What the task asks: Identify every line in the records below that contains the word "Reason", and copy each of those lines.

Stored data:
··········
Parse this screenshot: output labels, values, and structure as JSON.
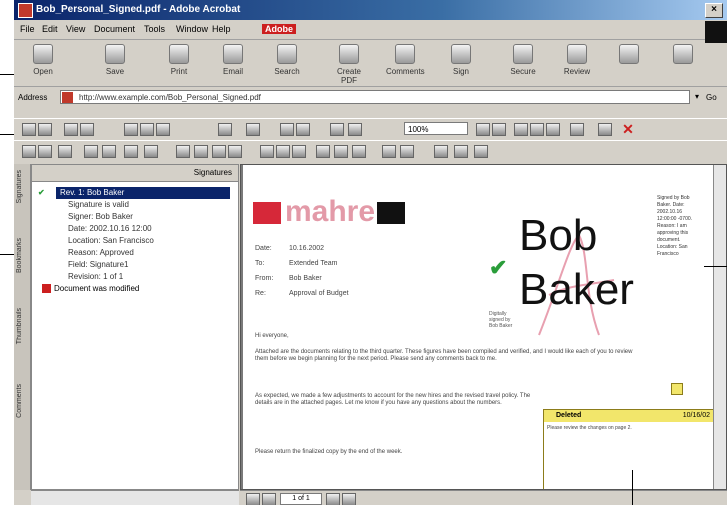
{
  "window": {
    "title": "Bob_Personal_Signed.pdf - Adobe Acrobat"
  },
  "menu": [
    "File",
    "Edit",
    "View",
    "Document",
    "Tools",
    "Window",
    "Help"
  ],
  "menu_badge": "Adobe",
  "toolbar": [
    "Open",
    "Save",
    "Print",
    "Email",
    "Search",
    "Create PDF",
    "Comments",
    "Sign",
    "Secure",
    "Review"
  ],
  "address": {
    "label": "Address",
    "value": "http://www.example.com/Bob_Personal_Signed.pdf",
    "go_label": "Go"
  },
  "zoom": "100%",
  "nav_tabs": [
    "Signatures",
    "Bookmarks",
    "Thumbnails",
    "Comments"
  ],
  "signatures_panel": {
    "header": "Signatures",
    "selected": "Rev. 1: Bob Baker",
    "children": [
      "Signature is valid",
      "Signer: Bob Baker",
      "Date: 2002.10.16 12:00",
      "Location: San Francisco",
      "Reason: Approved",
      "Field: Signature1",
      "Revision: 1 of 1"
    ],
    "warning": "Document was modified"
  },
  "document": {
    "logo_text": "mahre",
    "memo": [
      {
        "k": "Date:",
        "v": "10.16.2002"
      },
      {
        "k": "To:",
        "v": "Extended Team"
      },
      {
        "k": "From:",
        "v": "Bob Baker"
      },
      {
        "k": "Re:",
        "v": "Approval of Budget"
      }
    ],
    "signer_name_1": "Bob",
    "signer_name_2": "Baker",
    "sig_caption": "Digitally signed by Bob Baker",
    "side_text": "Signed by Bob Baker. Date: 2002.10.16 12:00:00 -0700. Reason: I am approving this document. Location: San Francisco",
    "greeting": "Hi everyone,",
    "para1": "Attached are the documents relating to the third quarter. These figures have been compiled and verified, and I would like each of you to review them before we begin planning for the next period. Please send any comments back to me.",
    "para2": "As expected, we made a few adjustments to account for the new hires and the revised travel policy. The details are in the attached pages. Let me know if you have any questions about the numbers.",
    "para3": "Please return the finalized copy by the end of the week.",
    "note": {
      "author": "Deleted",
      "date": "10/16/02",
      "text": "Please review the changes on page 2."
    }
  },
  "status": {
    "page": "1 of 1"
  }
}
··········
Output below:
      "Reason: Approved",
    "side_text": "Signed by Bob Baker. Date: 2002.10.16 12:00:00 -0700. Reason: I am approving this document. Location: San Francisco",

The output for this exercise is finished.